■ **WHAT YOU WILL DO**
Every line below that mentions the word "indbyggere" should be copied out.

■ **RECORDS FOR PROCESSING**
◇ ◇ ◇ ◇ ◇ ◇ ◇

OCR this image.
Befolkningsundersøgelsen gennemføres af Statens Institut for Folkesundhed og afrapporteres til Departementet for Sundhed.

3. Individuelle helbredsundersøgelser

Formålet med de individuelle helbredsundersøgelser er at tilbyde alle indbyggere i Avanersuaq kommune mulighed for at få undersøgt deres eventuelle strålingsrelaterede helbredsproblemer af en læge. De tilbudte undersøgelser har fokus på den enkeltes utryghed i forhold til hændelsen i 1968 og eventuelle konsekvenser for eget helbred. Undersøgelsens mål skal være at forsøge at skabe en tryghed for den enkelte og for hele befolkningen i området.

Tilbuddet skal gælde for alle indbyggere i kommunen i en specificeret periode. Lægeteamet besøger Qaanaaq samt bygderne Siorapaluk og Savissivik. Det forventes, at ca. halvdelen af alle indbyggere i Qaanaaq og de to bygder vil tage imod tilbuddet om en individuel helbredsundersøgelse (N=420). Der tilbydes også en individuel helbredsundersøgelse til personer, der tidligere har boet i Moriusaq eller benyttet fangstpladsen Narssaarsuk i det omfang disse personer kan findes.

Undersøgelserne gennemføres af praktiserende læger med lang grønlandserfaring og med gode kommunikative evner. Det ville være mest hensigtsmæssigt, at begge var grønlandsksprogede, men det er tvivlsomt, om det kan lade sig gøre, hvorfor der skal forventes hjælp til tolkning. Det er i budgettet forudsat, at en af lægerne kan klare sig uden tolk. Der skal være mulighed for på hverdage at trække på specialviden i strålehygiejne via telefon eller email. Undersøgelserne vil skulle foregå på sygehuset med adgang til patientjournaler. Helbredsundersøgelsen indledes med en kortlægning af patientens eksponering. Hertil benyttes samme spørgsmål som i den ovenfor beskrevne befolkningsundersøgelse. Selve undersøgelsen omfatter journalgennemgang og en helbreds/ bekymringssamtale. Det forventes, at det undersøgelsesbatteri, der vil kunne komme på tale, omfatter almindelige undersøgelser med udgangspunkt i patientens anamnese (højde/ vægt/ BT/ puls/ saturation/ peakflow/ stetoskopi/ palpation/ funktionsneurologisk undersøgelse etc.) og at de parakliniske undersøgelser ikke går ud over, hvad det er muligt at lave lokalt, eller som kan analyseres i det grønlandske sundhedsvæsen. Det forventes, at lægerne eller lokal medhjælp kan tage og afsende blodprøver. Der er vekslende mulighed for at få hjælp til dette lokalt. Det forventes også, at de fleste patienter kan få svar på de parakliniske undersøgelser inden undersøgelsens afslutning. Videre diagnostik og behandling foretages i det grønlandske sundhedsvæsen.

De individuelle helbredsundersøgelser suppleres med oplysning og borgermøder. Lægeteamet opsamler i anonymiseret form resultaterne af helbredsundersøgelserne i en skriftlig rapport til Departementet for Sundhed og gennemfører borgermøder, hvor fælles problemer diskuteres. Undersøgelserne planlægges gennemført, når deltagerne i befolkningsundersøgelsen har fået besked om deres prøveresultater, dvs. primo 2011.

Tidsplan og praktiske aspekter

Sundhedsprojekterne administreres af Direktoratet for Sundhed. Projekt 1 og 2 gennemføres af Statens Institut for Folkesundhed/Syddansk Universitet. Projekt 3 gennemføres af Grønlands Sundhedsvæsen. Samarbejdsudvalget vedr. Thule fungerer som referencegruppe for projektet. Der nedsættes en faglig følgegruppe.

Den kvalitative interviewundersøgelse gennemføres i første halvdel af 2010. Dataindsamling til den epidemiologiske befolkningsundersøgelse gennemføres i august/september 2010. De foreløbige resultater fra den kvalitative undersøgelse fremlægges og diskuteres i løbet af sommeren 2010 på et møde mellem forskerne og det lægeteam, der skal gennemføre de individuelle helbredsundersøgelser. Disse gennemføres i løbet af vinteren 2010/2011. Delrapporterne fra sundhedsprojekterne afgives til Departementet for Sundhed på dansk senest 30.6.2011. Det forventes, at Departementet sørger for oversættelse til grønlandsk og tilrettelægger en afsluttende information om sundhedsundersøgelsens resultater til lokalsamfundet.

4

◇ ◇ ◇ ◇ ◇ ◇ ◇

■ **SOLVED PROBLEM**
Formålet med de individuelle helbredsundersøgelser er at tilbyde alle indbyggere i Avanersuaq kommune mulighed for at få undersøgt deres eventuelle strålingsrelaterede helbredsproblemer af en læge. De tilbudte undersøgelser har fokus på den enkeltes utryghed i forhold til hændelsen i 1968 og eventuelle konsekvenser for eget helbred. Undersøgelsens mål skal være at forsøge at skabe en tryghed for den enkelte og for hele befolkningen i området.
Tilbuddet skal gælde for alle indbyggere i kommunen i en specificeret periode. Lægeteamet besøger Qaanaaq samt bygderne Siorapaluk og Savissivik. Det forventes, at ca. halvdelen af alle indbyggere i Qaanaaq og de to bygder vil tage imod tilbuddet om en individuel helbredsundersøgelse (N=420). Der tilbydes også en individuel helbredsundersøgelse til personer, der tidligere har boet i Moriusaq eller benyttet fangstpladsen Narssaarsuk i det omfang disse personer kan findes.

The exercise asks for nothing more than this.